## REQUEST
Read the lines below. Copy out any that hold the string "data".

-*-*-

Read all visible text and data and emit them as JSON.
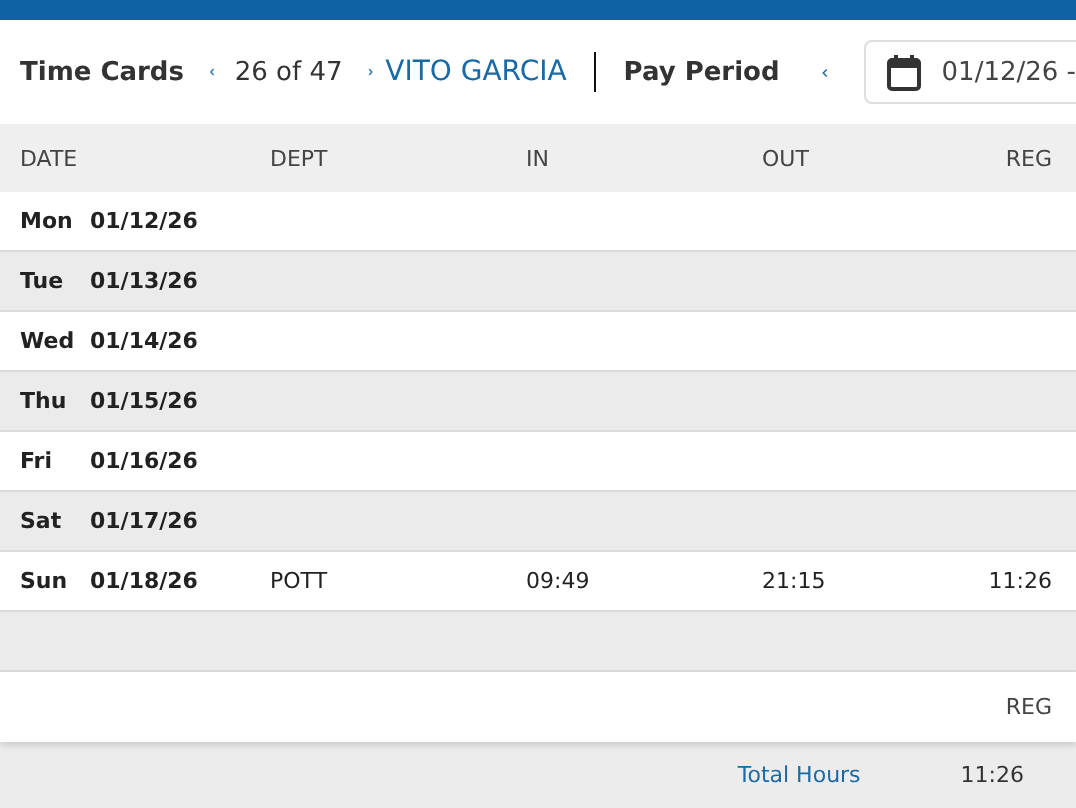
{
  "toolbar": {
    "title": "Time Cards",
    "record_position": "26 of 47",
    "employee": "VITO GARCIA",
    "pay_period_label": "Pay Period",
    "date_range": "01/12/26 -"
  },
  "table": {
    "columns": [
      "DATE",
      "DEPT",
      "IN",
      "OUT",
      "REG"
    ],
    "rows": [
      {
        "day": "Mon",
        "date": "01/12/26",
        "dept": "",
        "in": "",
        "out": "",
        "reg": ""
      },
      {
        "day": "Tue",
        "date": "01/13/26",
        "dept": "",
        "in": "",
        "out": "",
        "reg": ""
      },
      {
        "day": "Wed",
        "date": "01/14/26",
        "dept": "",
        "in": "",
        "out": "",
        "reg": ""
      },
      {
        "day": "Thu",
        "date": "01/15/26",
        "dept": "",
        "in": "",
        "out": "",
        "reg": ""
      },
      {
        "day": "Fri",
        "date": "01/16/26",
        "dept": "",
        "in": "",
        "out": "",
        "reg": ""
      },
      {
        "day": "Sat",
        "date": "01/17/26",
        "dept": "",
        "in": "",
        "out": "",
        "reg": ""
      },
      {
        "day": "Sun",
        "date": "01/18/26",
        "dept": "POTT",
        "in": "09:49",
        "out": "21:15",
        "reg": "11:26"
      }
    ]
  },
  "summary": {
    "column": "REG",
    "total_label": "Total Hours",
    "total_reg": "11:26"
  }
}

-*-*-

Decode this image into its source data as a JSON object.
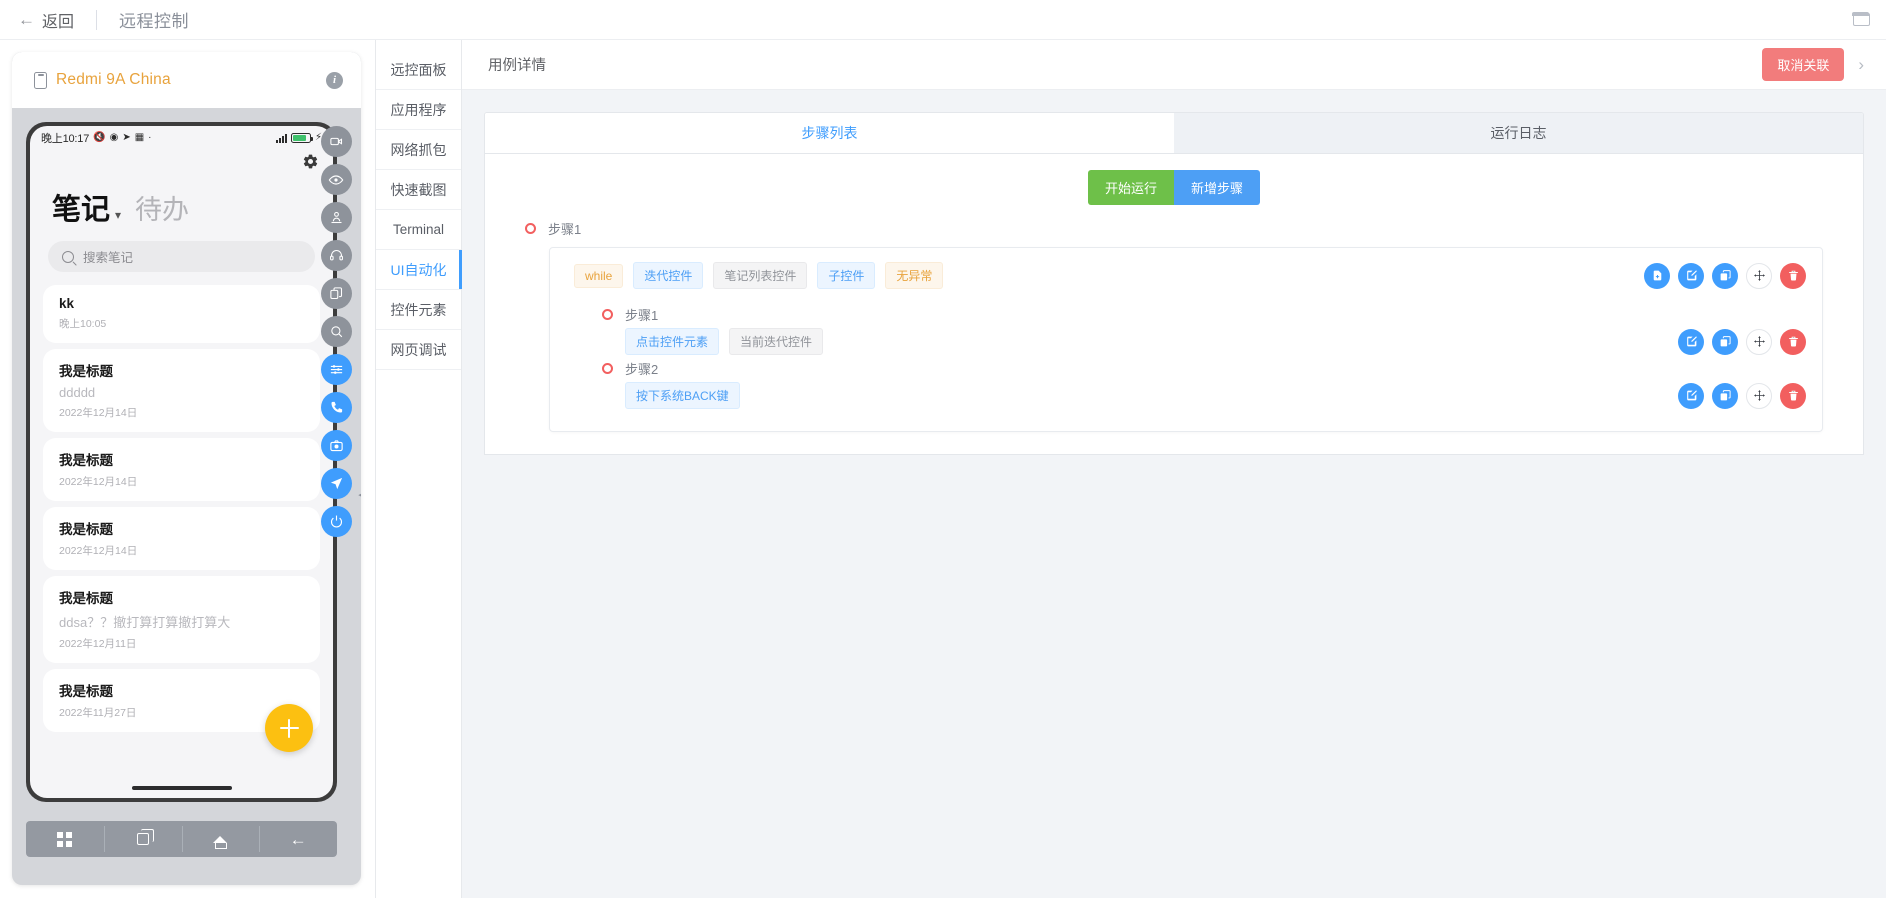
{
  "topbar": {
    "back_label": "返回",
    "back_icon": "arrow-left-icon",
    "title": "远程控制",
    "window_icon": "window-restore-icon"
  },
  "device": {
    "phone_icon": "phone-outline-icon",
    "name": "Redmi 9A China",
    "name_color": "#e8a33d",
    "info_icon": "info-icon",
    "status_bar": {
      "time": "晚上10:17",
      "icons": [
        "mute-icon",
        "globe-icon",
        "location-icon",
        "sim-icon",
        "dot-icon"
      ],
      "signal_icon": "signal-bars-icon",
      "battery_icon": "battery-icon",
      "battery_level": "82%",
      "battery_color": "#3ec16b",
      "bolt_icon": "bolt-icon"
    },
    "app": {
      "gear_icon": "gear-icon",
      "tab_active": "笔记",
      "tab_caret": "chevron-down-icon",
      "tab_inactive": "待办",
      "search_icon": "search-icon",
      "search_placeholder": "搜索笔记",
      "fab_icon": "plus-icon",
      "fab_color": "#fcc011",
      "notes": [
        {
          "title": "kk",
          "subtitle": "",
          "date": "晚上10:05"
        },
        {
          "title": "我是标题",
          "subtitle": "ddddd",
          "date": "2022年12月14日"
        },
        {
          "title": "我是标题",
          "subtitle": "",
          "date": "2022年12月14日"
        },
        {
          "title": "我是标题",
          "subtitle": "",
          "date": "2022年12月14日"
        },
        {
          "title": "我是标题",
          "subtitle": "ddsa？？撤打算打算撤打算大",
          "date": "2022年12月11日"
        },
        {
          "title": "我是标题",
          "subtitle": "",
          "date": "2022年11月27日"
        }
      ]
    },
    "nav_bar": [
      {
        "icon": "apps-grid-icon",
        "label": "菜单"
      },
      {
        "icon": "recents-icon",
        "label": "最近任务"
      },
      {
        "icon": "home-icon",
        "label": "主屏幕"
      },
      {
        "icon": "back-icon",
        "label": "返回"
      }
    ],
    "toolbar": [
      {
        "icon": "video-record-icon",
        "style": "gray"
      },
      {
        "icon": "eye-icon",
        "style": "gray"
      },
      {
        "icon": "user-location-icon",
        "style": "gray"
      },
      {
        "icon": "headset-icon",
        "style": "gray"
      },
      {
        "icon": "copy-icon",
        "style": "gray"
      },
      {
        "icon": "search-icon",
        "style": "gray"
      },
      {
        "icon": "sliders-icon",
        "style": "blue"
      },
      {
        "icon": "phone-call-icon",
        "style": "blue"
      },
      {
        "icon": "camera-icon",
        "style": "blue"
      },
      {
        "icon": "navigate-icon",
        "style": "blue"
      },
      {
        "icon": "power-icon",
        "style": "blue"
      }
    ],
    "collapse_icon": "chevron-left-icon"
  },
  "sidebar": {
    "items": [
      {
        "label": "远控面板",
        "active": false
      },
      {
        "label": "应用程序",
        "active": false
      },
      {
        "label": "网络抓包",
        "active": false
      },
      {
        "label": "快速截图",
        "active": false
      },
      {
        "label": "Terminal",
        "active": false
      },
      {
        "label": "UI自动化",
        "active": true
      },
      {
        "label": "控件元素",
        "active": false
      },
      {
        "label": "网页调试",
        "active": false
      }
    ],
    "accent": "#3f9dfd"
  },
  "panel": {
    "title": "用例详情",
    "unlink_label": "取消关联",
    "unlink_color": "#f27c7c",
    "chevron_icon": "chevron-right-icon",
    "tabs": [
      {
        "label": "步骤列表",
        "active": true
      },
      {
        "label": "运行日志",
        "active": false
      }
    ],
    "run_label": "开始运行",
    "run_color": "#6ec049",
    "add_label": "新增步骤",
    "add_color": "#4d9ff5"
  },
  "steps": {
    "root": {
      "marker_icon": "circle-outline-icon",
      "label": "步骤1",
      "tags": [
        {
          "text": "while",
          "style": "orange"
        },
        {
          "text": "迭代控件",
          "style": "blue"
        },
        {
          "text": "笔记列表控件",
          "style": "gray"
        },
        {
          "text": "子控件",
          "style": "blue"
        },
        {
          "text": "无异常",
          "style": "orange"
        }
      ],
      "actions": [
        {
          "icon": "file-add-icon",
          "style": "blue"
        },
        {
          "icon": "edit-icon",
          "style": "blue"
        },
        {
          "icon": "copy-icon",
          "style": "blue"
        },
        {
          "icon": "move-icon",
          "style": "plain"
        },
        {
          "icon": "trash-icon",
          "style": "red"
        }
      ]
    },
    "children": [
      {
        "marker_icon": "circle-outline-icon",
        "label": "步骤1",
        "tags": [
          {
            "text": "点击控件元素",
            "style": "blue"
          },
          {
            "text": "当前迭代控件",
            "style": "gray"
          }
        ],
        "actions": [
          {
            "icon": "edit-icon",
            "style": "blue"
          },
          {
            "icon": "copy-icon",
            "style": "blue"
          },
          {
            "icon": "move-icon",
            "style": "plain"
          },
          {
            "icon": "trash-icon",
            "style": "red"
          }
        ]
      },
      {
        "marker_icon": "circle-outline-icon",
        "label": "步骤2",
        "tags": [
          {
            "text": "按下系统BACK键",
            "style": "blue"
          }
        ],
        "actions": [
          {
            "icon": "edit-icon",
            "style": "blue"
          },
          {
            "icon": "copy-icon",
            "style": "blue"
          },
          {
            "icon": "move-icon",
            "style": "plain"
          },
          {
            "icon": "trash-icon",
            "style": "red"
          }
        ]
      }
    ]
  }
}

-*-*-

## COMPLETED TASK
Read all visible text and data and emit them as JSON.
Decode this image into its source data as a JSON object.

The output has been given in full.